# [Task objective]
Retype each entry below, keeping every character the same.

# [Supplied material]

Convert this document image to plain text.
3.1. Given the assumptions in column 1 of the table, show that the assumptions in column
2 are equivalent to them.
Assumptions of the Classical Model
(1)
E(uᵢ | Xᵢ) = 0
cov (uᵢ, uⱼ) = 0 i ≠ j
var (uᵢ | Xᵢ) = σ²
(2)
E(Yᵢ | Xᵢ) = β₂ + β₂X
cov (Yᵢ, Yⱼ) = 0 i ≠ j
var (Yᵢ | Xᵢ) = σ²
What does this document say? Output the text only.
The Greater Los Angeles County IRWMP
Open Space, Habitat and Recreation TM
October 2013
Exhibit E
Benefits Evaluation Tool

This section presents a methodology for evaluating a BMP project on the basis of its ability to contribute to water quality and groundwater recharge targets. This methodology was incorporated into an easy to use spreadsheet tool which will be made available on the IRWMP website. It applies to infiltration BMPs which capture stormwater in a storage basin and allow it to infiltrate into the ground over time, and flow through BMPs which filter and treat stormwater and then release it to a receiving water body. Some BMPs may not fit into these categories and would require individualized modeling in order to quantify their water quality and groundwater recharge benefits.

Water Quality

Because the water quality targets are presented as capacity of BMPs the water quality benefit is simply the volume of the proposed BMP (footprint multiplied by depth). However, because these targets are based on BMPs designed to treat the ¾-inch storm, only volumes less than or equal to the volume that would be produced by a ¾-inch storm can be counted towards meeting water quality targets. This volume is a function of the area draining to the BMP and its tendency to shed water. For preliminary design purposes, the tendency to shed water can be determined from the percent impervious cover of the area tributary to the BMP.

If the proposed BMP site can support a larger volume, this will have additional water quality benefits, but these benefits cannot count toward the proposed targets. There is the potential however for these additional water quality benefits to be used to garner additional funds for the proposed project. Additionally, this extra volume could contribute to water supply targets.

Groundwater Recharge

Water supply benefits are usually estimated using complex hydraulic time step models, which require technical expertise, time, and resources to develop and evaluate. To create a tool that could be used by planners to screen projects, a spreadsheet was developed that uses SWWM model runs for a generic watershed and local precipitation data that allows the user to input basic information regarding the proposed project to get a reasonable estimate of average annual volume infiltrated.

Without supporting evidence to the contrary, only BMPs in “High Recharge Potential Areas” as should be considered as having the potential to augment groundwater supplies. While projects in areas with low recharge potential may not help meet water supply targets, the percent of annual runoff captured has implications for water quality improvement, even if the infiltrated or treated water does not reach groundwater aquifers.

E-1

# [Exercise result]
Convert this document image to plain text.
3.1. Given the assumptions in column 1 of the table, show that the assumptions in column
2 are equivalent to them.
Assumptions of the Classical Model
(1)
E(uᵢ | Xᵢ) = 0
cov (uᵢ, uⱼ) = 0 i ≠ j
var (uᵢ | Xᵢ) = σ²
(2)
E(Yᵢ | Xᵢ) = β₂ + β₂X
cov (Yᵢ, Yⱼ) = 0 i ≠ j
var (Yᵢ | Xᵢ) = σ²
What does this document say? Output the text only.
The Greater Los Angeles County IRWMP
Open Space, Habitat and Recreation TM
October 2013
Exhibit E
Benefits Evaluation Tool

This section presents a methodology for evaluating a BMP project on the basis of its ability to contribute to water quality and groundwater recharge targets. This methodology was incorporated into an easy to use spreadsheet tool which will be made available on the IRWMP website. It applies to infiltration BMPs which capture stormwater in a storage basin and allow it to infiltrate into the ground over time, and flow through BMPs which filter and treat stormwater and then release it to a receiving water body. Some BMPs may not fit into these categories and would require individualized modeling in order to quantify their water quality and groundwater recharge benefits.

Water Quality

Because the water quality targets are presented as capacity of BMPs the water quality benefit is simply the volume of the proposed BMP (footprint multiplied by depth). However, because these targets are based on BMPs designed to treat the ¾-inch storm, only volumes less than or equal to the volume that would be produced by a ¾-inch storm can be counted towards meeting water quality targets. This volume is a function of the area draining to the BMP and its tendency to shed water. For preliminary design purposes, the tendency to shed water can be determined from the percent impervious cover of the area tributary to the BMP.

If the proposed BMP site can support a larger volume, this will have additional water quality benefits, but these benefits cannot count toward the proposed targets. There is the potential however for these additional water quality benefits to be used to garner additional funds for the proposed project. Additionally, this extra volume could contribute to water supply targets.

Groundwater Recharge

Water supply benefits are usually estimated using complex hydraulic time step models, which require technical expertise, time, and resources to develop and evaluate. To create a tool that could be used by planners to screen projects, a spreadsheet was developed that uses SWWM model runs for a generic watershed and local precipitation data that allows the user to input basic information regarding the proposed project to get a reasonable estimate of average annual volume infiltrated.

Without supporting evidence to the contrary, only BMPs in “High Recharge Potential Areas” as should be considered as having the potential to augment groundwater supplies. While projects in areas with low recharge potential may not help meet water supply targets, the percent of annual runoff captured has implications for water quality improvement, even if the infiltrated or treated water does not reach groundwater aquifers.

E-1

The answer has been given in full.